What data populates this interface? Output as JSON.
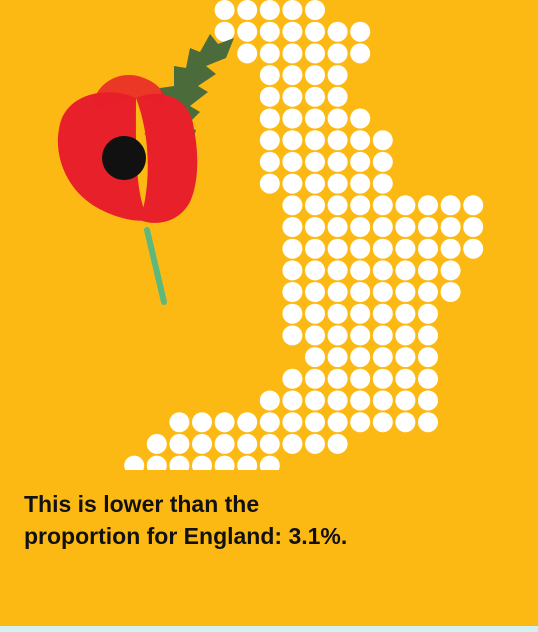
{
  "infographic": {
    "caption_lines": [
      "This is lower than the",
      "proportion for England: 3.1%."
    ],
    "map_icon": "england-dot-map",
    "poppy_icon": "remembrance-poppy-icon",
    "colors": {
      "background": "#FDB913",
      "dots": "#FFFFFF",
      "text": "#111111",
      "poppy_petal": "#E8202A",
      "poppy_center": "#111111",
      "leaf": "#4C6B3A",
      "stem": "#5DB87E",
      "bottom_strip": "#D6F0EE"
    }
  }
}
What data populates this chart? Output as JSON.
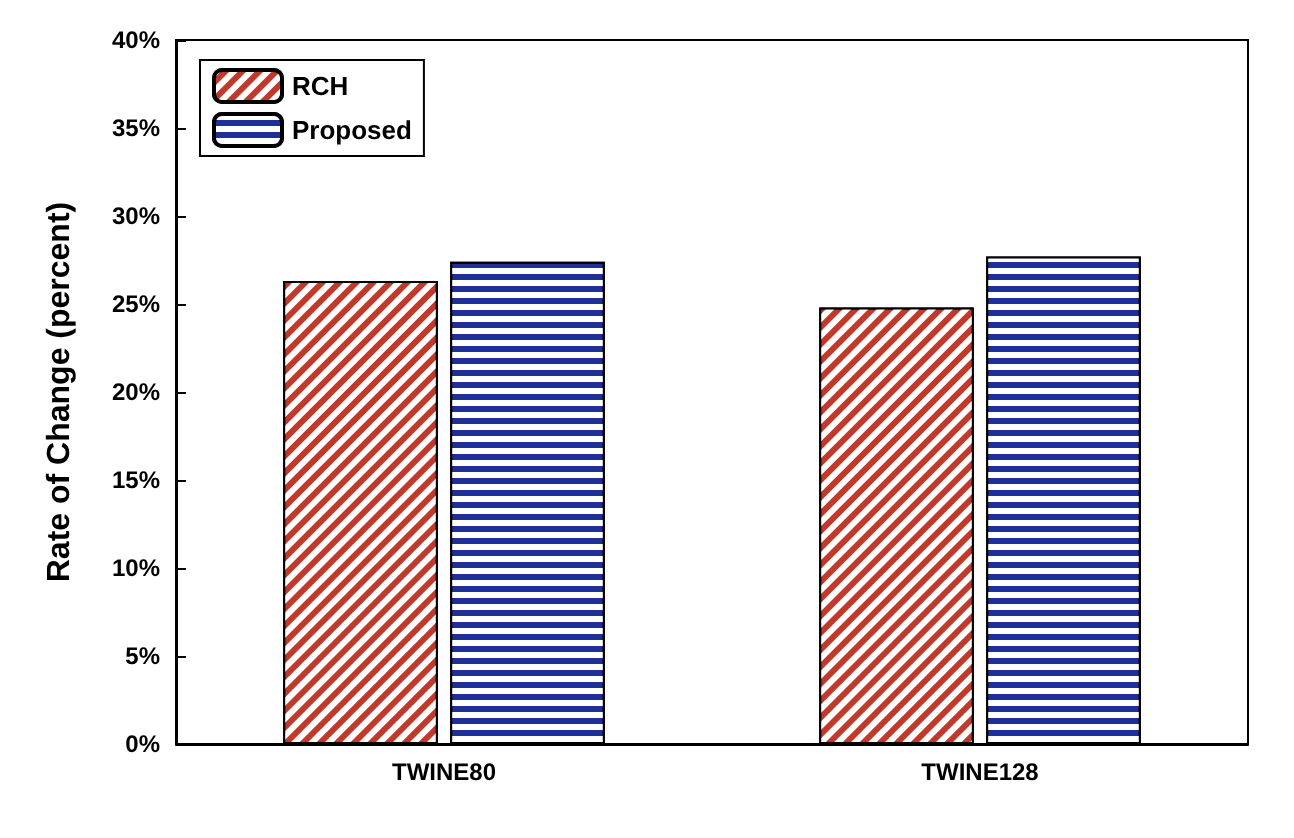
{
  "chart_data": {
    "type": "bar",
    "ylabel": "Rate of Change (percent)",
    "categories": [
      "TWINE80",
      "TWINE128"
    ],
    "series": [
      {
        "name": "RCH",
        "color": "#c0392b",
        "values": [
          26.3,
          24.8
        ]
      },
      {
        "name": "Proposed",
        "color": "#1f2f9a",
        "values": [
          27.4,
          27.7
        ]
      }
    ],
    "ylim": [
      0,
      40
    ],
    "yticks": [
      {
        "value": 0,
        "label": "0%"
      },
      {
        "value": 5,
        "label": "5%"
      },
      {
        "value": 10,
        "label": "10%"
      },
      {
        "value": 15,
        "label": "15%"
      },
      {
        "value": 20,
        "label": "20%"
      },
      {
        "value": 25,
        "label": "25%"
      },
      {
        "value": 30,
        "label": "30%"
      },
      {
        "value": 35,
        "label": "35%"
      },
      {
        "value": 40,
        "label": "40%"
      }
    ],
    "grid": false,
    "legend": "top left"
  }
}
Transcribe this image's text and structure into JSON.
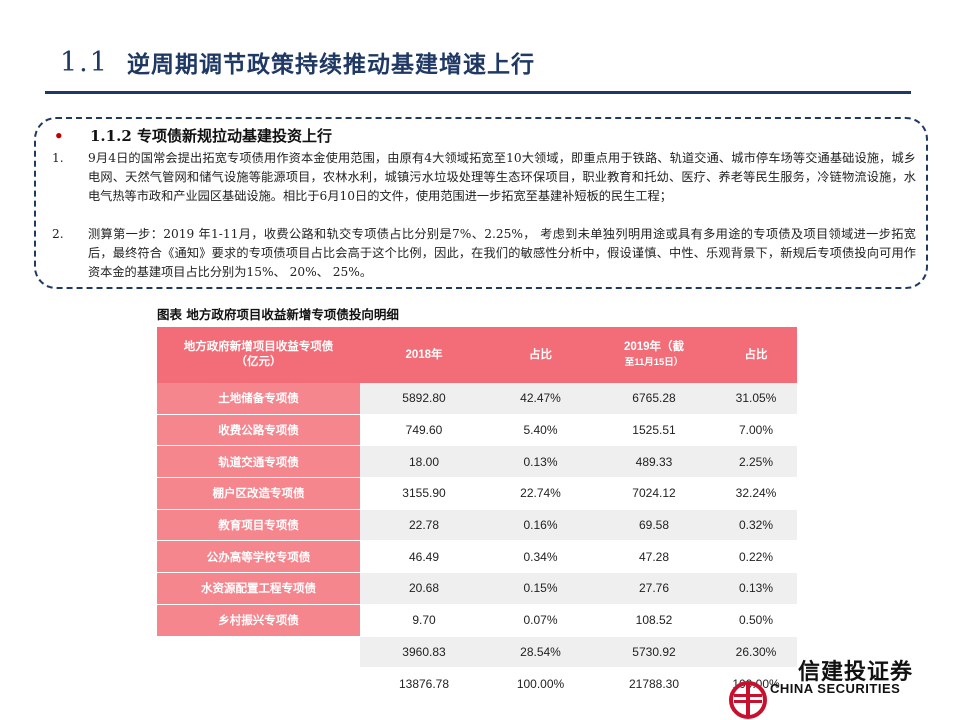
{
  "header": {
    "number": "1.1",
    "title": "逆周期调节政策持续推动基建增速上行"
  },
  "section": {
    "bullet": "•",
    "title": "1.1.2 专项债新规拉动基建投资上行"
  },
  "paragraphs": [
    {
      "num": "1.",
      "text": "9月4日的国常会提出拓宽专项债用作资本金使用范围，由原有4大领域拓宽至10大领域，即重点用于铁路、轨道交通、城市停车场等交通基础设施，城乡电网、天然气管网和储气设施等能源项目，农林水利，城镇污水垃圾处理等生态环保项目，职业教育和托幼、医疗、养老等民生服务，冷链物流设施，水电气热等市政和产业园区基础设施。相比于6月10日的文件，使用范围进一步拓宽至基建补短板的民生工程；"
    },
    {
      "num": "2.",
      "text": "测算第一步：2019 年1-11月，收费公路和轨交专项债占比分别是7%、2.25%， 考虑到未单独列明用途或具有多用途的专项债及项目领域进一步拓宽后，最终符合《通知》要求的专项债项目占比会高于这个比例，因此，在我们的敏感性分析中，假设谨慎、中性、乐观背景下，新规后专项债投向可用作资本金的基建项目占比分别为15%、 20%、 25%。"
    }
  ],
  "figure": {
    "caption": "图表 地方政府项目收益新增专项债投向明细"
  },
  "table": {
    "headers": {
      "c0_line1": "地方政府新增项目收益专项债",
      "c0_line2": "（亿元）",
      "c1": "2018年",
      "c2": "占比",
      "c3_main": "2019年（截",
      "c3_small": "至11月15日）",
      "c4": "占比"
    },
    "rows": [
      {
        "label": "土地储备专项债",
        "v2018": "5892.80",
        "p2018": "42.47%",
        "v2019": "6765.28",
        "p2019": "31.05%"
      },
      {
        "label": "收费公路专项债",
        "v2018": "749.60",
        "p2018": "5.40%",
        "v2019": "1525.51",
        "p2019": "7.00%"
      },
      {
        "label": "轨道交通专项债",
        "v2018": "18.00",
        "p2018": "0.13%",
        "v2019": "489.33",
        "p2019": "2.25%"
      },
      {
        "label": "棚户区改造专项债",
        "v2018": "3155.90",
        "p2018": "22.74%",
        "v2019": "7024.12",
        "p2019": "32.24%"
      },
      {
        "label": "教育项目专项债",
        "v2018": "22.78",
        "p2018": "0.16%",
        "v2019": "69.58",
        "p2019": "0.32%"
      },
      {
        "label": "公办高等学校专项债",
        "v2018": "46.49",
        "p2018": "0.34%",
        "v2019": "47.28",
        "p2019": "0.22%"
      },
      {
        "label": "水资源配置工程专项债",
        "v2018": "20.68",
        "p2018": "0.15%",
        "v2019": "27.76",
        "p2019": "0.13%"
      },
      {
        "label": "乡村振兴专项债",
        "v2018": "9.70",
        "p2018": "0.07%",
        "v2019": "108.52",
        "p2019": "0.50%"
      }
    ],
    "summary": [
      {
        "v2018": "3960.83",
        "p2018": "28.54%",
        "v2019": "5730.92",
        "p2019": "26.30%"
      },
      {
        "v2018": "13876.78",
        "p2018": "100.00%",
        "v2019": "21788.30",
        "p2019": "100.00%"
      }
    ]
  },
  "logo": {
    "cn": "信建投证券",
    "en": "CHINA SECURITIES",
    "mark_color": "#c8102e"
  }
}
= = = = =
◆ **BRIEF**: Transcribe the whole listing exactly. Pictures are excluded.

◆ **FINISHED ANSWER**:
What data populates this interface? Output as JSON.
{
  "infographic": {
    "caption_lines": [
      "This is lower than the",
      "proportion for England: 3.1%."
    ],
    "map_icon": "england-dot-map",
    "poppy_icon": "remembrance-poppy-icon",
    "colors": {
      "background": "#FDB913",
      "dots": "#FFFFFF",
      "text": "#111111",
      "poppy_petal": "#E8202A",
      "poppy_center": "#111111",
      "leaf": "#4C6B3A",
      "stem": "#5DB87E",
      "bottom_strip": "#D6F0EE"
    }
  }
}
What data populates this chart? Output as JSON.
{
  "chart_data": {
    "type": "bar",
    "ylabel": "Rate of Change (percent)",
    "categories": [
      "TWINE80",
      "TWINE128"
    ],
    "series": [
      {
        "name": "RCH",
        "color": "#c0392b",
        "values": [
          26.3,
          24.8
        ]
      },
      {
        "name": "Proposed",
        "color": "#1f2f9a",
        "values": [
          27.4,
          27.7
        ]
      }
    ],
    "ylim": [
      0,
      40
    ],
    "yticks": [
      {
        "value": 0,
        "label": "0%"
      },
      {
        "value": 5,
        "label": "5%"
      },
      {
        "value": 10,
        "label": "10%"
      },
      {
        "value": 15,
        "label": "15%"
      },
      {
        "value": 20,
        "label": "20%"
      },
      {
        "value": 25,
        "label": "25%"
      },
      {
        "value": 30,
        "label": "30%"
      },
      {
        "value": 35,
        "label": "35%"
      },
      {
        "value": 40,
        "label": "40%"
      }
    ],
    "grid": false,
    "legend": "top left"
  }
}
Transcribe this image's text and structure into JSON.
{
  "header": {
    "number": "1.1",
    "title": "逆周期调节政策持续推动基建增速上行"
  },
  "section": {
    "bullet": "•",
    "title": "1.1.2 专项债新规拉动基建投资上行"
  },
  "paragraphs": [
    {
      "num": "1.",
      "text": "9月4日的国常会提出拓宽专项债用作资本金使用范围，由原有4大领域拓宽至10大领域，即重点用于铁路、轨道交通、城市停车场等交通基础设施，城乡电网、天然气管网和储气设施等能源项目，农林水利，城镇污水垃圾处理等生态环保项目，职业教育和托幼、医疗、养老等民生服务，冷链物流设施，水电气热等市政和产业园区基础设施。相比于6月10日的文件，使用范围进一步拓宽至基建补短板的民生工程；"
    },
    {
      "num": "2.",
      "text": "测算第一步：2019 年1-11月，收费公路和轨交专项债占比分别是7%、2.25%， 考虑到未单独列明用途或具有多用途的专项债及项目领域进一步拓宽后，最终符合《通知》要求的专项债项目占比会高于这个比例，因此，在我们的敏感性分析中，假设谨慎、中性、乐观背景下，新规后专项债投向可用作资本金的基建项目占比分别为15%、 20%、 25%。"
    }
  ],
  "figure": {
    "caption": "图表 地方政府项目收益新增专项债投向明细"
  },
  "table": {
    "headers": {
      "c0_line1": "地方政府新增项目收益专项债",
      "c0_line2": "（亿元）",
      "c1": "2018年",
      "c2": "占比",
      "c3_main": "2019年（截",
      "c3_small": "至11月15日）",
      "c4": "占比"
    },
    "rows": [
      {
        "label": "土地储备专项债",
        "v2018": "5892.80",
        "p2018": "42.47%",
        "v2019": "6765.28",
        "p2019": "31.05%"
      },
      {
        "label": "收费公路专项债",
        "v2018": "749.60",
        "p2018": "5.40%",
        "v2019": "1525.51",
        "p2019": "7.00%"
      },
      {
        "label": "轨道交通专项债",
        "v2018": "18.00",
        "p2018": "0.13%",
        "v2019": "489.33",
        "p2019": "2.25%"
      },
      {
        "label": "棚户区改造专项债",
        "v2018": "3155.90",
        "p2018": "22.74%",
        "v2019": "7024.12",
        "p2019": "32.24%"
      },
      {
        "label": "教育项目专项债",
        "v2018": "22.78",
        "p2018": "0.16%",
        "v2019": "69.58",
        "p2019": "0.32%"
      },
      {
        "label": "公办高等学校专项债",
        "v2018": "46.49",
        "p2018": "0.34%",
        "v2019": "47.28",
        "p2019": "0.22%"
      },
      {
        "label": "水资源配置工程专项债",
        "v2018": "20.68",
        "p2018": "0.15%",
        "v2019": "27.76",
        "p2019": "0.13%"
      },
      {
        "label": "乡村振兴专项债",
        "v2018": "9.70",
        "p2018": "0.07%",
        "v2019": "108.52",
        "p2019": "0.50%"
      }
    ],
    "summary": [
      {
        "v2018": "3960.83",
        "p2018": "28.54%",
        "v2019": "5730.92",
        "p2019": "26.30%"
      },
      {
        "v2018": "13876.78",
        "p2018": "100.00%",
        "v2019": "21788.30",
        "p2019": "100.00%"
      }
    ]
  },
  "logo": {
    "cn": "信建投证券",
    "en": "CHINA SECURITIES",
    "mark_color": "#c8102e"
  }
}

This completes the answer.